* [WHAT NEEDS TO BE DONE]: Repeat, exactly and completely, the material that follows. Omit the pictures.

* [MATERIAL PROVIDED]:
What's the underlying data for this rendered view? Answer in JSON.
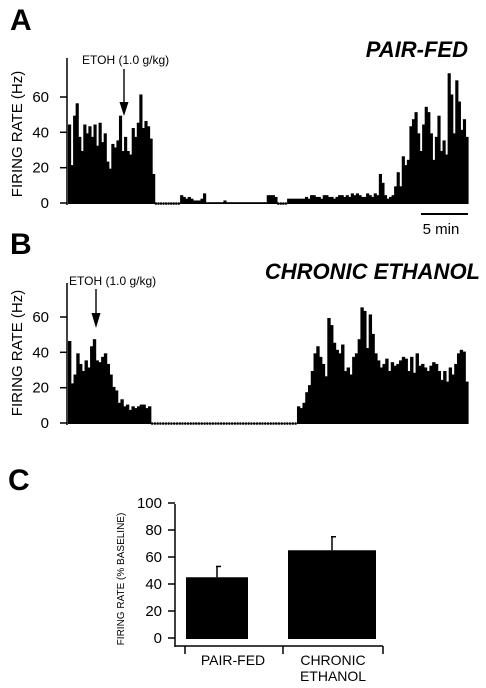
{
  "colors": {
    "ink": "#000000",
    "background": "#ffffff"
  },
  "panels": {
    "a": {
      "letter": "A",
      "condition": "PAIR-FED",
      "ylabel": "FIRING RATE (Hz)",
      "yticks": [
        "0",
        "20",
        "40",
        "60"
      ],
      "annotation": "ETOH (1.0 g/kg)",
      "scale_bar_label": "5 min"
    },
    "b": {
      "letter": "B",
      "condition": "CHRONIC ETHANOL",
      "ylabel": "FIRING RATE (Hz)",
      "yticks": [
        "0",
        "20",
        "40",
        "60"
      ],
      "annotation": "ETOH (1.0 g/kg)"
    },
    "c": {
      "letter": "C",
      "ylabel": "FIRING RATE (% BASELINE)",
      "yticks": [
        "0",
        "20",
        "40",
        "60",
        "80",
        "100"
      ],
      "categories": [
        [
          "PAIR-FED"
        ],
        [
          "CHRONIC",
          "ETHANOL"
        ]
      ]
    }
  },
  "chart_data": [
    {
      "type": "bar",
      "title": "PAIR-FED",
      "ylabel": "FIRING RATE (Hz)",
      "ylim": [
        0,
        75
      ],
      "annotations": [
        "ETOH (1.0 g/kg)",
        "5 min"
      ],
      "values": [
        45,
        22,
        50,
        57,
        38,
        30,
        45,
        40,
        44,
        38,
        45,
        33,
        46,
        35,
        40,
        24,
        20,
        34,
        32,
        36,
        50,
        30,
        38,
        30,
        28,
        43,
        38,
        46,
        62,
        43,
        47,
        44,
        37,
        17,
        0,
        0,
        0,
        0,
        0,
        0,
        0,
        0,
        0,
        0,
        5,
        4,
        3,
        4,
        3,
        2,
        2,
        2,
        3,
        6,
        1,
        1,
        1,
        1,
        1,
        1,
        1,
        2,
        1,
        1,
        1,
        1,
        1,
        1,
        1,
        1,
        1,
        1,
        1,
        1,
        1,
        1,
        1,
        1,
        5,
        5,
        5,
        4,
        0,
        0,
        0,
        0,
        3,
        3,
        3,
        3,
        3,
        3,
        3,
        4,
        3,
        5,
        5,
        4,
        4,
        3,
        5,
        5,
        4,
        4,
        3,
        4,
        5,
        5,
        4,
        5,
        4,
        6,
        5,
        6,
        5,
        4,
        4,
        6,
        5,
        4,
        6,
        5,
        17,
        12,
        5,
        3,
        4,
        5,
        10,
        18,
        10,
        27,
        22,
        25,
        44,
        48,
        52,
        40,
        30,
        45,
        55,
        52,
        40,
        25,
        38,
        50,
        30,
        36,
        28,
        74,
        62,
        40,
        70,
        58,
        42,
        48,
        38
      ],
      "zero_markers": [
        34,
        35,
        36,
        37,
        38,
        39,
        40,
        41,
        42,
        43,
        82,
        83,
        84,
        85
      ]
    },
    {
      "type": "bar",
      "title": "CHRONIC ETHANOL",
      "ylabel": "FIRING RATE (Hz)",
      "ylim": [
        0,
        75
      ],
      "annotations": [
        "ETOH (1.0 g/kg)"
      ],
      "values": [
        47,
        23,
        28,
        40,
        34,
        30,
        36,
        32,
        44,
        48,
        36,
        35,
        38,
        40,
        34,
        28,
        21,
        19,
        12,
        14,
        10,
        11,
        8,
        10,
        9,
        10,
        11,
        11,
        9,
        10,
        0,
        0,
        0,
        0,
        0,
        0,
        0,
        0,
        0,
        0,
        0,
        0,
        0,
        0,
        0,
        0,
        0,
        0,
        0,
        0,
        0,
        0,
        0,
        0,
        0,
        0,
        0,
        0,
        0,
        0,
        0,
        0,
        0,
        0,
        0,
        0,
        0,
        0,
        0,
        0,
        0,
        0,
        0,
        0,
        0,
        0,
        0,
        0,
        0,
        0,
        0,
        0,
        0,
        10,
        9,
        12,
        18,
        22,
        30,
        40,
        44,
        38,
        34,
        27,
        60,
        56,
        46,
        42,
        40,
        45,
        30,
        32,
        28,
        38,
        40,
        48,
        66,
        64,
        43,
        62,
        51,
        40,
        36,
        32,
        34,
        37,
        30,
        35,
        33,
        34,
        36,
        38,
        37,
        30,
        38,
        29,
        40,
        33,
        34,
        32,
        30,
        33,
        35,
        34,
        30,
        25,
        30,
        24,
        32,
        28,
        34,
        40,
        42,
        41,
        24
      ],
      "zero_markers": [
        30,
        31,
        32,
        33,
        34,
        35,
        36,
        37,
        38,
        39,
        40,
        41,
        42,
        43,
        44,
        45,
        46,
        47,
        48,
        49,
        50,
        51,
        52,
        53,
        54,
        55,
        56,
        57,
        58,
        59,
        60,
        61,
        62,
        63,
        64,
        65,
        66,
        67,
        68,
        69,
        70,
        71,
        72,
        73,
        74,
        75,
        76,
        77,
        78,
        79,
        80,
        81,
        82
      ]
    },
    {
      "type": "bar",
      "ylabel": "FIRING RATE (% BASELINE)",
      "categories": [
        "PAIR-FED",
        "CHRONIC ETHANOL"
      ],
      "values": [
        45,
        65
      ],
      "error": [
        8,
        10
      ],
      "ylim": [
        0,
        100
      ]
    }
  ]
}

* [SOLVED PROBLEM]:
What's the underlying data for this rendered view? Answer in JSON.
{
  "colors": {
    "ink": "#000000",
    "background": "#ffffff"
  },
  "panels": {
    "a": {
      "letter": "A",
      "condition": "PAIR-FED",
      "ylabel": "FIRING RATE (Hz)",
      "yticks": [
        "0",
        "20",
        "40",
        "60"
      ],
      "annotation": "ETOH (1.0 g/kg)",
      "scale_bar_label": "5 min"
    },
    "b": {
      "letter": "B",
      "condition": "CHRONIC ETHANOL",
      "ylabel": "FIRING RATE (Hz)",
      "yticks": [
        "0",
        "20",
        "40",
        "60"
      ],
      "annotation": "ETOH (1.0 g/kg)"
    },
    "c": {
      "letter": "C",
      "ylabel": "FIRING RATE (% BASELINE)",
      "yticks": [
        "0",
        "20",
        "40",
        "60",
        "80",
        "100"
      ],
      "categories": [
        [
          "PAIR-FED"
        ],
        [
          "CHRONIC",
          "ETHANOL"
        ]
      ]
    }
  },
  "chart_data": [
    {
      "type": "bar",
      "title": "PAIR-FED",
      "ylabel": "FIRING RATE (Hz)",
      "ylim": [
        0,
        75
      ],
      "annotations": [
        "ETOH (1.0 g/kg)",
        "5 min"
      ],
      "values": [
        45,
        22,
        50,
        57,
        38,
        30,
        45,
        40,
        44,
        38,
        45,
        33,
        46,
        35,
        40,
        24,
        20,
        34,
        32,
        36,
        50,
        30,
        38,
        30,
        28,
        43,
        38,
        46,
        62,
        43,
        47,
        44,
        37,
        17,
        0,
        0,
        0,
        0,
        0,
        0,
        0,
        0,
        0,
        0,
        5,
        4,
        3,
        4,
        3,
        2,
        2,
        2,
        3,
        6,
        1,
        1,
        1,
        1,
        1,
        1,
        1,
        2,
        1,
        1,
        1,
        1,
        1,
        1,
        1,
        1,
        1,
        1,
        1,
        1,
        1,
        1,
        1,
        1,
        5,
        5,
        5,
        4,
        0,
        0,
        0,
        0,
        3,
        3,
        3,
        3,
        3,
        3,
        3,
        4,
        3,
        5,
        5,
        4,
        4,
        3,
        5,
        5,
        4,
        4,
        3,
        4,
        5,
        5,
        4,
        5,
        4,
        6,
        5,
        6,
        5,
        4,
        4,
        6,
        5,
        4,
        6,
        5,
        17,
        12,
        5,
        3,
        4,
        5,
        10,
        18,
        10,
        27,
        22,
        25,
        44,
        48,
        52,
        40,
        30,
        45,
        55,
        52,
        40,
        25,
        38,
        50,
        30,
        36,
        28,
        74,
        62,
        40,
        70,
        58,
        42,
        48,
        38
      ],
      "zero_markers": [
        34,
        35,
        36,
        37,
        38,
        39,
        40,
        41,
        42,
        43,
        82,
        83,
        84,
        85
      ]
    },
    {
      "type": "bar",
      "title": "CHRONIC ETHANOL",
      "ylabel": "FIRING RATE (Hz)",
      "ylim": [
        0,
        75
      ],
      "annotations": [
        "ETOH (1.0 g/kg)"
      ],
      "values": [
        47,
        23,
        28,
        40,
        34,
        30,
        36,
        32,
        44,
        48,
        36,
        35,
        38,
        40,
        34,
        28,
        21,
        19,
        12,
        14,
        10,
        11,
        8,
        10,
        9,
        10,
        11,
        11,
        9,
        10,
        0,
        0,
        0,
        0,
        0,
        0,
        0,
        0,
        0,
        0,
        0,
        0,
        0,
        0,
        0,
        0,
        0,
        0,
        0,
        0,
        0,
        0,
        0,
        0,
        0,
        0,
        0,
        0,
        0,
        0,
        0,
        0,
        0,
        0,
        0,
        0,
        0,
        0,
        0,
        0,
        0,
        0,
        0,
        0,
        0,
        0,
        0,
        0,
        0,
        0,
        0,
        0,
        0,
        10,
        9,
        12,
        18,
        22,
        30,
        40,
        44,
        38,
        34,
        27,
        60,
        56,
        46,
        42,
        40,
        45,
        30,
        32,
        28,
        38,
        40,
        48,
        66,
        64,
        43,
        62,
        51,
        40,
        36,
        32,
        34,
        37,
        30,
        35,
        33,
        34,
        36,
        38,
        37,
        30,
        38,
        29,
        40,
        33,
        34,
        32,
        30,
        33,
        35,
        34,
        30,
        25,
        30,
        24,
        32,
        28,
        34,
        40,
        42,
        41,
        24
      ],
      "zero_markers": [
        30,
        31,
        32,
        33,
        34,
        35,
        36,
        37,
        38,
        39,
        40,
        41,
        42,
        43,
        44,
        45,
        46,
        47,
        48,
        49,
        50,
        51,
        52,
        53,
        54,
        55,
        56,
        57,
        58,
        59,
        60,
        61,
        62,
        63,
        64,
        65,
        66,
        67,
        68,
        69,
        70,
        71,
        72,
        73,
        74,
        75,
        76,
        77,
        78,
        79,
        80,
        81,
        82
      ]
    },
    {
      "type": "bar",
      "ylabel": "FIRING RATE (% BASELINE)",
      "categories": [
        "PAIR-FED",
        "CHRONIC ETHANOL"
      ],
      "values": [
        45,
        65
      ],
      "error": [
        8,
        10
      ],
      "ylim": [
        0,
        100
      ]
    }
  ]
}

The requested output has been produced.